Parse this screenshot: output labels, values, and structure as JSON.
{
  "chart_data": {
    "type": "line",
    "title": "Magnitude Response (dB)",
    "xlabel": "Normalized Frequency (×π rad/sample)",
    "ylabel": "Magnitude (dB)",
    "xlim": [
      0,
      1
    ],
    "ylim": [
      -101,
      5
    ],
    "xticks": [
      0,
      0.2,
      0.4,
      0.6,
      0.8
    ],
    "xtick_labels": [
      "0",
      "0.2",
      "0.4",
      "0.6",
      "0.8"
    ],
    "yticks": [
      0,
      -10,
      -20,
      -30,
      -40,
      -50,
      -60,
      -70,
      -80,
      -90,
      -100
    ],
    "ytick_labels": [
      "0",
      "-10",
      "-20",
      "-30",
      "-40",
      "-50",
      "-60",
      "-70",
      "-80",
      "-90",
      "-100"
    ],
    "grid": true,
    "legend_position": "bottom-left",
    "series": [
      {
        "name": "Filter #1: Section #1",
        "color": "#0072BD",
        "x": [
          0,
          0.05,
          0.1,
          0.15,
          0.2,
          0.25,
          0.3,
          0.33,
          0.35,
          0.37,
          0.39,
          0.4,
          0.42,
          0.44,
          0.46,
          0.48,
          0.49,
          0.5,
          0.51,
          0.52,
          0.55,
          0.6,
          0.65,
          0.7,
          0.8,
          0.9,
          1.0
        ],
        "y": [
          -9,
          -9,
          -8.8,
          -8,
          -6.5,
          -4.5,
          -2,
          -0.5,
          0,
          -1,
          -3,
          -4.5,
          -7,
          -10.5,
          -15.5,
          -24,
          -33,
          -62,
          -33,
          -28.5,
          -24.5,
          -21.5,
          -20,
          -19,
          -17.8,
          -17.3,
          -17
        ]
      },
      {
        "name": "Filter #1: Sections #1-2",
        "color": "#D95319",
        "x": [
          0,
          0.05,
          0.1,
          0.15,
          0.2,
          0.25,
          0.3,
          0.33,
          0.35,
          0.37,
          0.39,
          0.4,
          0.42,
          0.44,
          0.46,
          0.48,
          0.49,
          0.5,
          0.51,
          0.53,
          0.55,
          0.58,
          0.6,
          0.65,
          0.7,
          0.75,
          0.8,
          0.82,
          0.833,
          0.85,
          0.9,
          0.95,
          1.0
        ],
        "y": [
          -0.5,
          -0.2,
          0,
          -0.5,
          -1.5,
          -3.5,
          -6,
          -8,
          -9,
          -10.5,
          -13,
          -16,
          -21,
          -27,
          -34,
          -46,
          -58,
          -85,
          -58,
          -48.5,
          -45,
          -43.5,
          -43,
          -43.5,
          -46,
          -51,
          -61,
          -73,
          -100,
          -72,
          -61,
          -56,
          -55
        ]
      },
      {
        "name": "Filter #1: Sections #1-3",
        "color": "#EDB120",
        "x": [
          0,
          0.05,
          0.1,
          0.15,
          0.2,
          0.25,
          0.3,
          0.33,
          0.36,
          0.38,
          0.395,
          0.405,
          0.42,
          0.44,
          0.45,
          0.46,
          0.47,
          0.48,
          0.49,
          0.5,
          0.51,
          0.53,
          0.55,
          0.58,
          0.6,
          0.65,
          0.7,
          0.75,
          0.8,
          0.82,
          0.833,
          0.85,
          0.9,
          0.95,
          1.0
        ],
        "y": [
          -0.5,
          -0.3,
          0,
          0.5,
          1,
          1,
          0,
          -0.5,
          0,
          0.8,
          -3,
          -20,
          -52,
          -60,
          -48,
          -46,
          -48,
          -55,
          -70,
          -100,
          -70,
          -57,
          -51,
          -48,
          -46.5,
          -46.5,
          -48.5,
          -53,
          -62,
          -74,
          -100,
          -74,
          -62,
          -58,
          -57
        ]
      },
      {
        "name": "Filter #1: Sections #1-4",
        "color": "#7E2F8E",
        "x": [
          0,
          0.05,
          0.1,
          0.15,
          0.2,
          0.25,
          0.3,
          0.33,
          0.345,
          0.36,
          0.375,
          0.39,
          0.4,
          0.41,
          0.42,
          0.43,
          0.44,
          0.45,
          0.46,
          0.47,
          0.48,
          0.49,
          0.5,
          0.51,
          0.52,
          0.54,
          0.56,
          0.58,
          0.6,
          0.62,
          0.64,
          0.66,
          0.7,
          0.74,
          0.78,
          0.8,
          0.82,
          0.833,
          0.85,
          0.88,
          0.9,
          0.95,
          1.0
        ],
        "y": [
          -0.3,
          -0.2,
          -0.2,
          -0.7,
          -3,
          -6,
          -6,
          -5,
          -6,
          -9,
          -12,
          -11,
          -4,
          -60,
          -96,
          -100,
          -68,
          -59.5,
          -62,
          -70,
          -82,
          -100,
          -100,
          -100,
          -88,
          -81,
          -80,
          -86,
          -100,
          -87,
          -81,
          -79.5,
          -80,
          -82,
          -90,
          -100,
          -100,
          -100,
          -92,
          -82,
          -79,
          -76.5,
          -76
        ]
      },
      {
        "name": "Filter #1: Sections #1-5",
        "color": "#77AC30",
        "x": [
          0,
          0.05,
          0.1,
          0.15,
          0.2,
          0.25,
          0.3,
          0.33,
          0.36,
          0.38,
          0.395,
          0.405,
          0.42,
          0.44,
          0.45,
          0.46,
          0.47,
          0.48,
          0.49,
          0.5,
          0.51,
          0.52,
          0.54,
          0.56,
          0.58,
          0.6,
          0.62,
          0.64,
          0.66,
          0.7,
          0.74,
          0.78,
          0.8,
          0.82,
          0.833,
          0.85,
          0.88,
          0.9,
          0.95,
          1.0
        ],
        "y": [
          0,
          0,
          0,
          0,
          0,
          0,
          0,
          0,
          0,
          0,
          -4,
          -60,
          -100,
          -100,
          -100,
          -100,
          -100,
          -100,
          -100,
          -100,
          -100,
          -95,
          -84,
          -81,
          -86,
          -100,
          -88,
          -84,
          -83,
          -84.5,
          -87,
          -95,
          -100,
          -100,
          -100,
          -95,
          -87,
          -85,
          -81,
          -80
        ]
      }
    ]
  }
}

- _TASK REQUIREMENTS_: Copy out each record, keeping every word as it is.

- _CORRECT RESULT_:
Parse this screenshot: output labels, values, and structure as JSON.
{
  "chart_data": {
    "type": "line",
    "title": "Magnitude Response (dB)",
    "xlabel": "Normalized Frequency (×π rad/sample)",
    "ylabel": "Magnitude (dB)",
    "xlim": [
      0,
      1
    ],
    "ylim": [
      -101,
      5
    ],
    "xticks": [
      0,
      0.2,
      0.4,
      0.6,
      0.8
    ],
    "xtick_labels": [
      "0",
      "0.2",
      "0.4",
      "0.6",
      "0.8"
    ],
    "yticks": [
      0,
      -10,
      -20,
      -30,
      -40,
      -50,
      -60,
      -70,
      -80,
      -90,
      -100
    ],
    "ytick_labels": [
      "0",
      "-10",
      "-20",
      "-30",
      "-40",
      "-50",
      "-60",
      "-70",
      "-80",
      "-90",
      "-100"
    ],
    "grid": true,
    "legend_position": "bottom-left",
    "series": [
      {
        "name": "Filter #1: Section #1",
        "color": "#0072BD",
        "x": [
          0,
          0.05,
          0.1,
          0.15,
          0.2,
          0.25,
          0.3,
          0.33,
          0.35,
          0.37,
          0.39,
          0.4,
          0.42,
          0.44,
          0.46,
          0.48,
          0.49,
          0.5,
          0.51,
          0.52,
          0.55,
          0.6,
          0.65,
          0.7,
          0.8,
          0.9,
          1.0
        ],
        "y": [
          -9,
          -9,
          -8.8,
          -8,
          -6.5,
          -4.5,
          -2,
          -0.5,
          0,
          -1,
          -3,
          -4.5,
          -7,
          -10.5,
          -15.5,
          -24,
          -33,
          -62,
          -33,
          -28.5,
          -24.5,
          -21.5,
          -20,
          -19,
          -17.8,
          -17.3,
          -17
        ]
      },
      {
        "name": "Filter #1: Sections #1-2",
        "color": "#D95319",
        "x": [
          0,
          0.05,
          0.1,
          0.15,
          0.2,
          0.25,
          0.3,
          0.33,
          0.35,
          0.37,
          0.39,
          0.4,
          0.42,
          0.44,
          0.46,
          0.48,
          0.49,
          0.5,
          0.51,
          0.53,
          0.55,
          0.58,
          0.6,
          0.65,
          0.7,
          0.75,
          0.8,
          0.82,
          0.833,
          0.85,
          0.9,
          0.95,
          1.0
        ],
        "y": [
          -0.5,
          -0.2,
          0,
          -0.5,
          -1.5,
          -3.5,
          -6,
          -8,
          -9,
          -10.5,
          -13,
          -16,
          -21,
          -27,
          -34,
          -46,
          -58,
          -85,
          -58,
          -48.5,
          -45,
          -43.5,
          -43,
          -43.5,
          -46,
          -51,
          -61,
          -73,
          -100,
          -72,
          -61,
          -56,
          -55
        ]
      },
      {
        "name": "Filter #1: Sections #1-3",
        "color": "#EDB120",
        "x": [
          0,
          0.05,
          0.1,
          0.15,
          0.2,
          0.25,
          0.3,
          0.33,
          0.36,
          0.38,
          0.395,
          0.405,
          0.42,
          0.44,
          0.45,
          0.46,
          0.47,
          0.48,
          0.49,
          0.5,
          0.51,
          0.53,
          0.55,
          0.58,
          0.6,
          0.65,
          0.7,
          0.75,
          0.8,
          0.82,
          0.833,
          0.85,
          0.9,
          0.95,
          1.0
        ],
        "y": [
          -0.5,
          -0.3,
          0,
          0.5,
          1,
          1,
          0,
          -0.5,
          0,
          0.8,
          -3,
          -20,
          -52,
          -60,
          -48,
          -46,
          -48,
          -55,
          -70,
          -100,
          -70,
          -57,
          -51,
          -48,
          -46.5,
          -46.5,
          -48.5,
          -53,
          -62,
          -74,
          -100,
          -74,
          -62,
          -58,
          -57
        ]
      },
      {
        "name": "Filter #1: Sections #1-4",
        "color": "#7E2F8E",
        "x": [
          0,
          0.05,
          0.1,
          0.15,
          0.2,
          0.25,
          0.3,
          0.33,
          0.345,
          0.36,
          0.375,
          0.39,
          0.4,
          0.41,
          0.42,
          0.43,
          0.44,
          0.45,
          0.46,
          0.47,
          0.48,
          0.49,
          0.5,
          0.51,
          0.52,
          0.54,
          0.56,
          0.58,
          0.6,
          0.62,
          0.64,
          0.66,
          0.7,
          0.74,
          0.78,
          0.8,
          0.82,
          0.833,
          0.85,
          0.88,
          0.9,
          0.95,
          1.0
        ],
        "y": [
          -0.3,
          -0.2,
          -0.2,
          -0.7,
          -3,
          -6,
          -6,
          -5,
          -6,
          -9,
          -12,
          -11,
          -4,
          -60,
          -96,
          -100,
          -68,
          -59.5,
          -62,
          -70,
          -82,
          -100,
          -100,
          -100,
          -88,
          -81,
          -80,
          -86,
          -100,
          -87,
          -81,
          -79.5,
          -80,
          -82,
          -90,
          -100,
          -100,
          -100,
          -92,
          -82,
          -79,
          -76.5,
          -76
        ]
      },
      {
        "name": "Filter #1: Sections #1-5",
        "color": "#77AC30",
        "x": [
          0,
          0.05,
          0.1,
          0.15,
          0.2,
          0.25,
          0.3,
          0.33,
          0.36,
          0.38,
          0.395,
          0.405,
          0.42,
          0.44,
          0.45,
          0.46,
          0.47,
          0.48,
          0.49,
          0.5,
          0.51,
          0.52,
          0.54,
          0.56,
          0.58,
          0.6,
          0.62,
          0.64,
          0.66,
          0.7,
          0.74,
          0.78,
          0.8,
          0.82,
          0.833,
          0.85,
          0.88,
          0.9,
          0.95,
          1.0
        ],
        "y": [
          0,
          0,
          0,
          0,
          0,
          0,
          0,
          0,
          0,
          0,
          -4,
          -60,
          -100,
          -100,
          -100,
          -100,
          -100,
          -100,
          -100,
          -100,
          -100,
          -95,
          -84,
          -81,
          -86,
          -100,
          -88,
          -84,
          -83,
          -84.5,
          -87,
          -95,
          -100,
          -100,
          -100,
          -95,
          -87,
          -85,
          -81,
          -80
        ]
      }
    ]
  }
}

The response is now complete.